◆ Consigne A ◆
Dans le texte sur le mystère musical, qu'est-ce qui est désigné comme l'indicible ?
◆ Consigne B ◆
Veuillez recopier, à l'identique, le passage du texte sur le mystère musical qui commence aux mots « Samedi 25 octobre » et s'arrête après « suggestion, allégorie, métaphore. ».

◆ Texte fourni ◆
----------------

Mystère musical

Samedi 25 octobre 2008

Vladimir Jankélévitch note à propos de la musique une forme de seuil : celui du mystère, de l’inexprimable qui renvoie au travail sans fin, inlassable, inépuisable du langage pour dire ce qui ne peut se dire ou se dire que par allusion, suggestion, allégorie, métaphore.
Le mystère musical, écrit-il, n’est pas l’indicible, mais l’ineffable. C’est la nuit noire de la mort qui est l’indicible, parce qu’elle est ténèbre impénétrable et désespérant non-être, et parce qu’un mur infranchissable nous barre de son mystère : est indicible, à cet égard, ce dont il n’y a absolument rien à dire, et qui rend l’homme muet en accablant sa raison et en médusant son discours. Et l’ineffable, tout à l’inverse, est inexprimable parce qu’il y a sur lui infiniment, interminablement à dire: tel l’insondable mystère de Dieu, tel l’inépuisable mystère d’amour, qui est mystère poétique par excellence.

----------------

◆ Données enregistrées ◆
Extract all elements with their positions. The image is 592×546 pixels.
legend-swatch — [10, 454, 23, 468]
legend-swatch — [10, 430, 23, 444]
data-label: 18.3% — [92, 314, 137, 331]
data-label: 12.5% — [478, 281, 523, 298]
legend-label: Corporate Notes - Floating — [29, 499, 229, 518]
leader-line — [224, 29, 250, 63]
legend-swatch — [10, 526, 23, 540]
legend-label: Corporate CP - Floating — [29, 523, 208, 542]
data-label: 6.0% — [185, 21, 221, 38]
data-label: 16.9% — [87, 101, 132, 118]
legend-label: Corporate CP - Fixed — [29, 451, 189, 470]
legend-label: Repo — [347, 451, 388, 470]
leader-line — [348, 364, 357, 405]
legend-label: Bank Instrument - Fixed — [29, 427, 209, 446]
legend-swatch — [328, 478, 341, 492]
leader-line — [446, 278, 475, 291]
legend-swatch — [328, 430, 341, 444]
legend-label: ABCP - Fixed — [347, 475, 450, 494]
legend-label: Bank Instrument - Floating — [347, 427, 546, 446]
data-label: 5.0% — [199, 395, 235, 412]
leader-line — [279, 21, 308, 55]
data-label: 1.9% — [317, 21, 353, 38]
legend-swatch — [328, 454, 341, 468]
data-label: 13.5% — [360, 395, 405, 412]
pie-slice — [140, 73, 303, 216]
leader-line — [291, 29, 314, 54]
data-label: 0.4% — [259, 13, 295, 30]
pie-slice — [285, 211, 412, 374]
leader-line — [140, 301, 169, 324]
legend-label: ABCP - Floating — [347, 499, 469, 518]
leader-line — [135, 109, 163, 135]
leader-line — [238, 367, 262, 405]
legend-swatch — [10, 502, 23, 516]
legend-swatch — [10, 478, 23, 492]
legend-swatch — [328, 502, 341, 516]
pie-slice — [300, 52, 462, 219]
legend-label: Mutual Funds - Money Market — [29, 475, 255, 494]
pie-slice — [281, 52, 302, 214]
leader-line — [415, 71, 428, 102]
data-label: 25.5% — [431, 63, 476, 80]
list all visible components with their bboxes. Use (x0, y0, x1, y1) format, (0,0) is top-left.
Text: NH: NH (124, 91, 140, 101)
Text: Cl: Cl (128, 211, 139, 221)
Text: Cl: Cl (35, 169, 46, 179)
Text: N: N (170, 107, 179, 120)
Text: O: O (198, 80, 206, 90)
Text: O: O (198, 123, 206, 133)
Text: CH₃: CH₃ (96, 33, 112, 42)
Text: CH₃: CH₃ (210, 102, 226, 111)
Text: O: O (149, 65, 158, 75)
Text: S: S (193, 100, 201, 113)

----------------

◆ Réponse attendue A ◆
La nuit noire de la mort.

◆ Réponse attendue B ◆
Samedi 25 octobre 2008

Vladimir Jankélévitch note à propos de la musique une forme de seuil : celui du mystère, de l’inexprimable qui renvoie au travail sans fin, inlassable, inépuisable du langage pour dire ce qui ne peut se dire ou se dire que par allusion, suggestion, allégorie, métaphore.